_TASK GOAL_
Repeat the records verbatim and leave the pictures out of your copy.

_RECORDS TO PROCESS_
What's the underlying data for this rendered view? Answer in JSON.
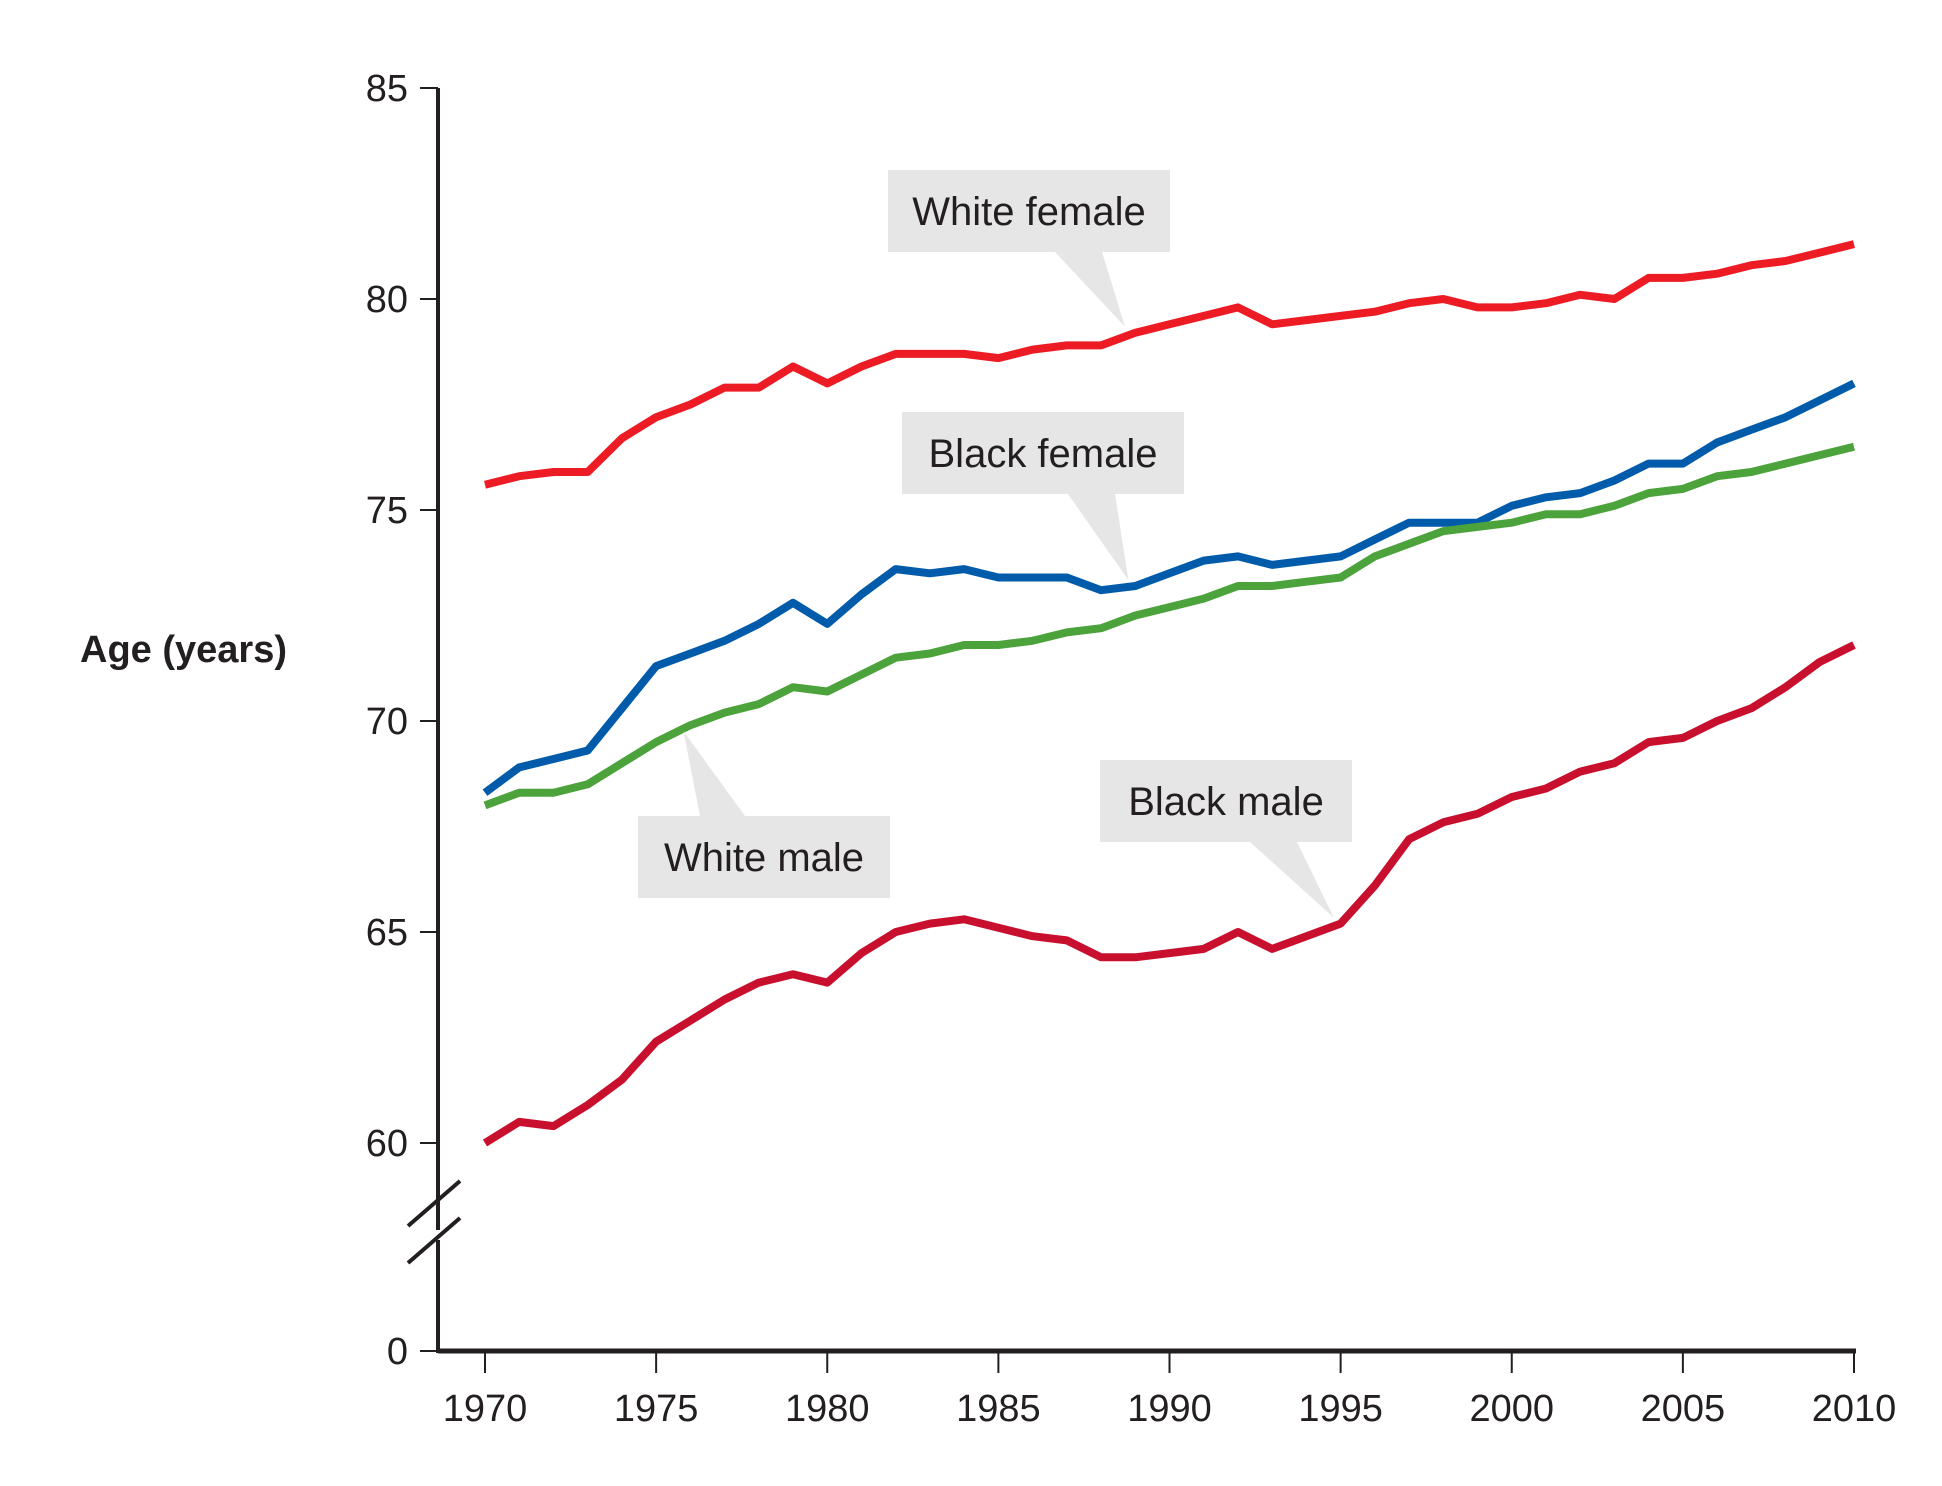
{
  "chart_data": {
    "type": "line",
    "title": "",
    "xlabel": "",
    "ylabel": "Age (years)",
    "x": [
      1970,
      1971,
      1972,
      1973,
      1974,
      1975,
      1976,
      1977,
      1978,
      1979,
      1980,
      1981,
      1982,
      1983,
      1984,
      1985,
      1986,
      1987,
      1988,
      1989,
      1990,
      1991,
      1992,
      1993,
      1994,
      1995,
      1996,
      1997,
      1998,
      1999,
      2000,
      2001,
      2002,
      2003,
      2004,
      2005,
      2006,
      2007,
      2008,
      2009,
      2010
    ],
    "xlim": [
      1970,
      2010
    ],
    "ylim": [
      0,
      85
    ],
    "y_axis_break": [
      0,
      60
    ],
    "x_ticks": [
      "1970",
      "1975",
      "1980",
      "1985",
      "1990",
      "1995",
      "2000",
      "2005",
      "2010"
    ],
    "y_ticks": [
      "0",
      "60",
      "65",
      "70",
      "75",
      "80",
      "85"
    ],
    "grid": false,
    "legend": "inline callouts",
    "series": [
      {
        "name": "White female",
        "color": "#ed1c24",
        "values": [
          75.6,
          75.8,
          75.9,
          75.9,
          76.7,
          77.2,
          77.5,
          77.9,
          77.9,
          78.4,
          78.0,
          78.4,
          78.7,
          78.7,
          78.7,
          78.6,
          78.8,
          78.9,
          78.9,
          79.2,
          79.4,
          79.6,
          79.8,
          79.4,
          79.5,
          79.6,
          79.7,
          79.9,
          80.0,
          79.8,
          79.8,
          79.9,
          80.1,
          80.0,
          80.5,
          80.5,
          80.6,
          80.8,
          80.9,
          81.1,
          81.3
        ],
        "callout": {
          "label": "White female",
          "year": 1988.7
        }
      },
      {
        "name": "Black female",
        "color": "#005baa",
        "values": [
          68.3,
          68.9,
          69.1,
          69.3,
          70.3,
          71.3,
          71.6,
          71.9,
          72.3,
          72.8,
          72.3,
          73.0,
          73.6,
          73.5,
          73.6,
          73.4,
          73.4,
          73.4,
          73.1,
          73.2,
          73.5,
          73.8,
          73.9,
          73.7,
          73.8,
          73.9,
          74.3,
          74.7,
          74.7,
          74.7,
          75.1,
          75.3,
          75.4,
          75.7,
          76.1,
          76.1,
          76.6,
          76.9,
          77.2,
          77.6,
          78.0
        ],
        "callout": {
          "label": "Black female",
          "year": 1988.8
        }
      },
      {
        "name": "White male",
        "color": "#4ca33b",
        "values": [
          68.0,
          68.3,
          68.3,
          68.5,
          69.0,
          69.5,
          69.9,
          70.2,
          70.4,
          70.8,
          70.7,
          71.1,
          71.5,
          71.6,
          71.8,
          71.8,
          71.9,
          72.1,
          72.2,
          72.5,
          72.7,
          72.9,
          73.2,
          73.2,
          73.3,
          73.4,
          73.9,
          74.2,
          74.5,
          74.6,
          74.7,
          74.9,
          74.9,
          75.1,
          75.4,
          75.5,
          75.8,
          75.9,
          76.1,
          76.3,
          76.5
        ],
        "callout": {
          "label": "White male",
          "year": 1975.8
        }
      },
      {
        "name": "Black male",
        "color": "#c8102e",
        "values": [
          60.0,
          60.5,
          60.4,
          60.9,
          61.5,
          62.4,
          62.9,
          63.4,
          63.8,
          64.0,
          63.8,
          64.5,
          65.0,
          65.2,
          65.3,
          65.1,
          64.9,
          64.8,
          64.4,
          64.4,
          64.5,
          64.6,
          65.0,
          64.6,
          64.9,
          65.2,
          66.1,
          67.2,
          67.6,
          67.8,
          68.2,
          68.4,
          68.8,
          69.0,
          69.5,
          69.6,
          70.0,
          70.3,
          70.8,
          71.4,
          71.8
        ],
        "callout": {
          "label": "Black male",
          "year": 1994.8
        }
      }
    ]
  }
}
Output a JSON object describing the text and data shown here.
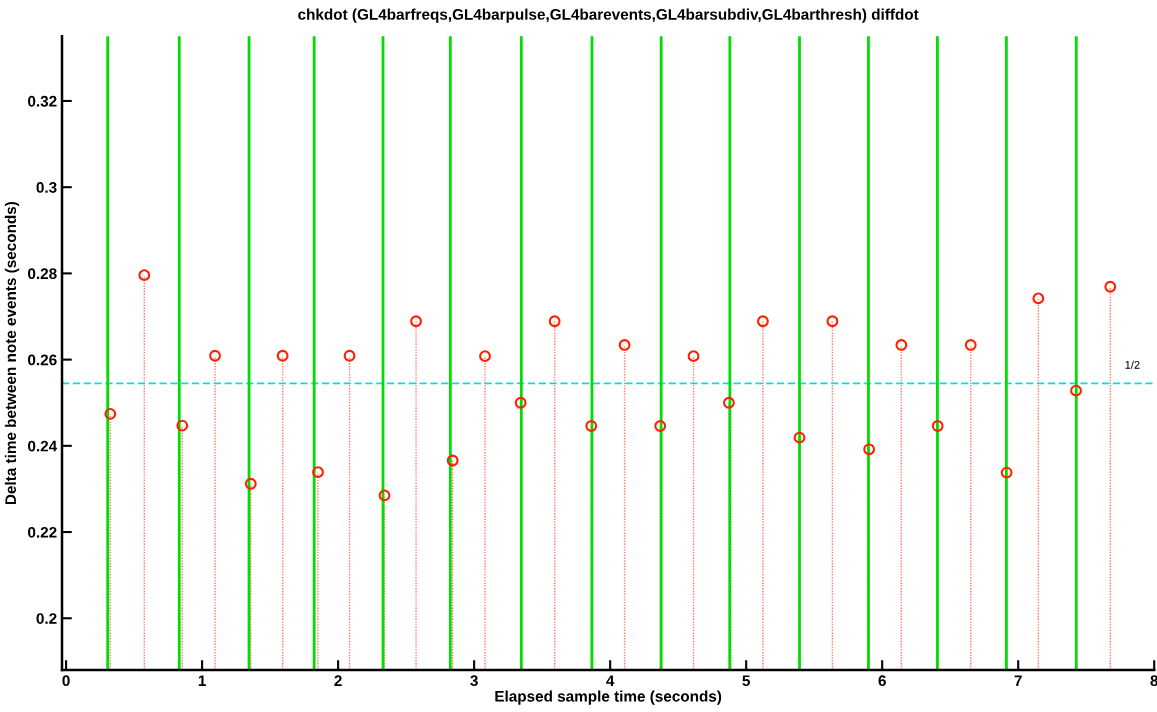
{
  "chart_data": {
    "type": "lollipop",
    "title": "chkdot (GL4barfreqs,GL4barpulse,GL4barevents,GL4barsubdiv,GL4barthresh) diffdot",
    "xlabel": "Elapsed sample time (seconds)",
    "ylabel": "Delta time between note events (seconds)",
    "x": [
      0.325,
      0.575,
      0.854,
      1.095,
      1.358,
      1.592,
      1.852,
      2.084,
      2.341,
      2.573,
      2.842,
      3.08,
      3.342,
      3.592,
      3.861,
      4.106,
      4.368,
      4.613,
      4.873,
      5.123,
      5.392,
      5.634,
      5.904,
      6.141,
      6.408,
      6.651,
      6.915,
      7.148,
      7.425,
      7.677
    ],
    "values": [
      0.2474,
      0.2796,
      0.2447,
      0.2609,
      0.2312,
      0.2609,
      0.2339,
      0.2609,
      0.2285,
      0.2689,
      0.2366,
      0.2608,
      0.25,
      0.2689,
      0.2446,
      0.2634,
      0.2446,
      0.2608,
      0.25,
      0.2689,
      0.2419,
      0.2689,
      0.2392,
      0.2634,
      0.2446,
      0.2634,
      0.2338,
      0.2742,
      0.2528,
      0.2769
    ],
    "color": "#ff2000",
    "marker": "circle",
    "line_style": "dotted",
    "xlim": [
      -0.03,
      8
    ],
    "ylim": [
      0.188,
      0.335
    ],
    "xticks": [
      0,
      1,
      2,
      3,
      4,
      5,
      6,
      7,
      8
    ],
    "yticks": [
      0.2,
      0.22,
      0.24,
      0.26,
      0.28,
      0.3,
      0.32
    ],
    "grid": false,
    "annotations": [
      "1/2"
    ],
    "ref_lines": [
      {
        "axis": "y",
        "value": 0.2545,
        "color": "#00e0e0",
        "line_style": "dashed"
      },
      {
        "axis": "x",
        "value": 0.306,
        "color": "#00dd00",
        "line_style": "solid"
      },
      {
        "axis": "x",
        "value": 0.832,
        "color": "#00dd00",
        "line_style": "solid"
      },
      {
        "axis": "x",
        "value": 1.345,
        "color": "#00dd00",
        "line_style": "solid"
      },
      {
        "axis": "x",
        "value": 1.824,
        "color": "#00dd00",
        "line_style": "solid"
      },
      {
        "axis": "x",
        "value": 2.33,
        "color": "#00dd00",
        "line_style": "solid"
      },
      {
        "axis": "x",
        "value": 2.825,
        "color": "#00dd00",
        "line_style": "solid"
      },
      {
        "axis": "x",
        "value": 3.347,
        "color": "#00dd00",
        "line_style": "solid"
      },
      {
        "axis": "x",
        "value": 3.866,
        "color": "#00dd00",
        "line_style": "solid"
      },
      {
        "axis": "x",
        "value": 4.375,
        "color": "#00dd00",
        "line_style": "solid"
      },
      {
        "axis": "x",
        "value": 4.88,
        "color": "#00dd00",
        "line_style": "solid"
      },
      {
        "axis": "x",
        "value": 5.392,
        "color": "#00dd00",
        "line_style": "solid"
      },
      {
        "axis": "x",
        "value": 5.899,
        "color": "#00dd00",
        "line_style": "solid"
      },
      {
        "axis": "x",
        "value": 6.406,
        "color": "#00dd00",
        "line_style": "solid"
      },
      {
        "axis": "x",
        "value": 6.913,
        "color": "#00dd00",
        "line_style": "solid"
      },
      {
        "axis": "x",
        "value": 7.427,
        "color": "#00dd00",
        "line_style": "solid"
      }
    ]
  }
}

_COMPLETE OUTPUT_
What's the underlying data for this rendered view? Answer in JSON.
{
  "chart_data": {
    "type": "line",
    "title": "",
    "xlabel": "",
    "ylabel": "Age (years)",
    "x": [
      1970,
      1971,
      1972,
      1973,
      1974,
      1975,
      1976,
      1977,
      1978,
      1979,
      1980,
      1981,
      1982,
      1983,
      1984,
      1985,
      1986,
      1987,
      1988,
      1989,
      1990,
      1991,
      1992,
      1993,
      1994,
      1995,
      1996,
      1997,
      1998,
      1999,
      2000,
      2001,
      2002,
      2003,
      2004,
      2005,
      2006,
      2007,
      2008,
      2009,
      2010
    ],
    "xlim": [
      1970,
      2010
    ],
    "ylim": [
      0,
      85
    ],
    "y_axis_break": [
      0,
      60
    ],
    "x_ticks": [
      "1970",
      "1975",
      "1980",
      "1985",
      "1990",
      "1995",
      "2000",
      "2005",
      "2010"
    ],
    "y_ticks": [
      "0",
      "60",
      "65",
      "70",
      "75",
      "80",
      "85"
    ],
    "grid": false,
    "legend": "inline callouts",
    "series": [
      {
        "name": "White female",
        "color": "#ed1c24",
        "values": [
          75.6,
          75.8,
          75.9,
          75.9,
          76.7,
          77.2,
          77.5,
          77.9,
          77.9,
          78.4,
          78.0,
          78.4,
          78.7,
          78.7,
          78.7,
          78.6,
          78.8,
          78.9,
          78.9,
          79.2,
          79.4,
          79.6,
          79.8,
          79.4,
          79.5,
          79.6,
          79.7,
          79.9,
          80.0,
          79.8,
          79.8,
          79.9,
          80.1,
          80.0,
          80.5,
          80.5,
          80.6,
          80.8,
          80.9,
          81.1,
          81.3
        ],
        "callout": {
          "label": "White female",
          "year": 1988.7
        }
      },
      {
        "name": "Black female",
        "color": "#005baa",
        "values": [
          68.3,
          68.9,
          69.1,
          69.3,
          70.3,
          71.3,
          71.6,
          71.9,
          72.3,
          72.8,
          72.3,
          73.0,
          73.6,
          73.5,
          73.6,
          73.4,
          73.4,
          73.4,
          73.1,
          73.2,
          73.5,
          73.8,
          73.9,
          73.7,
          73.8,
          73.9,
          74.3,
          74.7,
          74.7,
          74.7,
          75.1,
          75.3,
          75.4,
          75.7,
          76.1,
          76.1,
          76.6,
          76.9,
          77.2,
          77.6,
          78.0
        ],
        "callout": {
          "label": "Black female",
          "year": 1988.8
        }
      },
      {
        "name": "White male",
        "color": "#4ca33b",
        "values": [
          68.0,
          68.3,
          68.3,
          68.5,
          69.0,
          69.5,
          69.9,
          70.2,
          70.4,
          70.8,
          70.7,
          71.1,
          71.5,
          71.6,
          71.8,
          71.8,
          71.9,
          72.1,
          72.2,
          72.5,
          72.7,
          72.9,
          73.2,
          73.2,
          73.3,
          73.4,
          73.9,
          74.2,
          74.5,
          74.6,
          74.7,
          74.9,
          74.9,
          75.1,
          75.4,
          75.5,
          75.8,
          75.9,
          76.1,
          76.3,
          76.5
        ],
        "callout": {
          "label": "White male",
          "year": 1975.8
        }
      },
      {
        "name": "Black male",
        "color": "#c8102e",
        "values": [
          60.0,
          60.5,
          60.4,
          60.9,
          61.5,
          62.4,
          62.9,
          63.4,
          63.8,
          64.0,
          63.8,
          64.5,
          65.0,
          65.2,
          65.3,
          65.1,
          64.9,
          64.8,
          64.4,
          64.4,
          64.5,
          64.6,
          65.0,
          64.6,
          64.9,
          65.2,
          66.1,
          67.2,
          67.6,
          67.8,
          68.2,
          68.4,
          68.8,
          69.0,
          69.5,
          69.6,
          70.0,
          70.3,
          70.8,
          71.4,
          71.8
        ],
        "callout": {
          "label": "Black male",
          "year": 1994.8
        }
      }
    ]
  }
}
Output a JSON object describing the text and data shown here.
{
  "chart_data": {
    "type": "lollipop",
    "title": "chkdot (GL4barfreqs,GL4barpulse,GL4barevents,GL4barsubdiv,GL4barthresh) diffdot",
    "xlabel": "Elapsed sample time (seconds)",
    "ylabel": "Delta time between note events (seconds)",
    "x": [
      0.325,
      0.575,
      0.854,
      1.095,
      1.358,
      1.592,
      1.852,
      2.084,
      2.341,
      2.573,
      2.842,
      3.08,
      3.342,
      3.592,
      3.861,
      4.106,
      4.368,
      4.613,
      4.873,
      5.123,
      5.392,
      5.634,
      5.904,
      6.141,
      6.408,
      6.651,
      6.915,
      7.148,
      7.425,
      7.677
    ],
    "values": [
      0.2474,
      0.2796,
      0.2447,
      0.2609,
      0.2312,
      0.2609,
      0.2339,
      0.2609,
      0.2285,
      0.2689,
      0.2366,
      0.2608,
      0.25,
      0.2689,
      0.2446,
      0.2634,
      0.2446,
      0.2608,
      0.25,
      0.2689,
      0.2419,
      0.2689,
      0.2392,
      0.2634,
      0.2446,
      0.2634,
      0.2338,
      0.2742,
      0.2528,
      0.2769
    ],
    "color": "#ff2000",
    "marker": "circle",
    "line_style": "dotted",
    "xlim": [
      -0.03,
      8
    ],
    "ylim": [
      0.188,
      0.335
    ],
    "xticks": [
      0,
      1,
      2,
      3,
      4,
      5,
      6,
      7,
      8
    ],
    "yticks": [
      0.2,
      0.22,
      0.24,
      0.26,
      0.28,
      0.3,
      0.32
    ],
    "grid": false,
    "annotations": [
      "1/2"
    ],
    "ref_lines": [
      {
        "axis": "y",
        "value": 0.2545,
        "color": "#00e0e0",
        "line_style": "dashed"
      },
      {
        "axis": "x",
        "value": 0.306,
        "color": "#00dd00",
        "line_style": "solid"
      },
      {
        "axis": "x",
        "value": 0.832,
        "color": "#00dd00",
        "line_style": "solid"
      },
      {
        "axis": "x",
        "value": 1.345,
        "color": "#00dd00",
        "line_style": "solid"
      },
      {
        "axis": "x",
        "value": 1.824,
        "color": "#00dd00",
        "line_style": "solid"
      },
      {
        "axis": "x",
        "value": 2.33,
        "color": "#00dd00",
        "line_style": "solid"
      },
      {
        "axis": "x",
        "value": 2.825,
        "color": "#00dd00",
        "line_style": "solid"
      },
      {
        "axis": "x",
        "value": 3.347,
        "color": "#00dd00",
        "line_style": "solid"
      },
      {
        "axis": "x",
        "value": 3.866,
        "color": "#00dd00",
        "line_style": "solid"
      },
      {
        "axis": "x",
        "value": 4.375,
        "color": "#00dd00",
        "line_style": "solid"
      },
      {
        "axis": "x",
        "value": 4.88,
        "color": "#00dd00",
        "line_style": "solid"
      },
      {
        "axis": "x",
        "value": 5.392,
        "color": "#00dd00",
        "line_style": "solid"
      },
      {
        "axis": "x",
        "value": 5.899,
        "color": "#00dd00",
        "line_style": "solid"
      },
      {
        "axis": "x",
        "value": 6.406,
        "color": "#00dd00",
        "line_style": "solid"
      },
      {
        "axis": "x",
        "value": 6.913,
        "color": "#00dd00",
        "line_style": "solid"
      },
      {
        "axis": "x",
        "value": 7.427,
        "color": "#00dd00",
        "line_style": "solid"
      }
    ]
  }
}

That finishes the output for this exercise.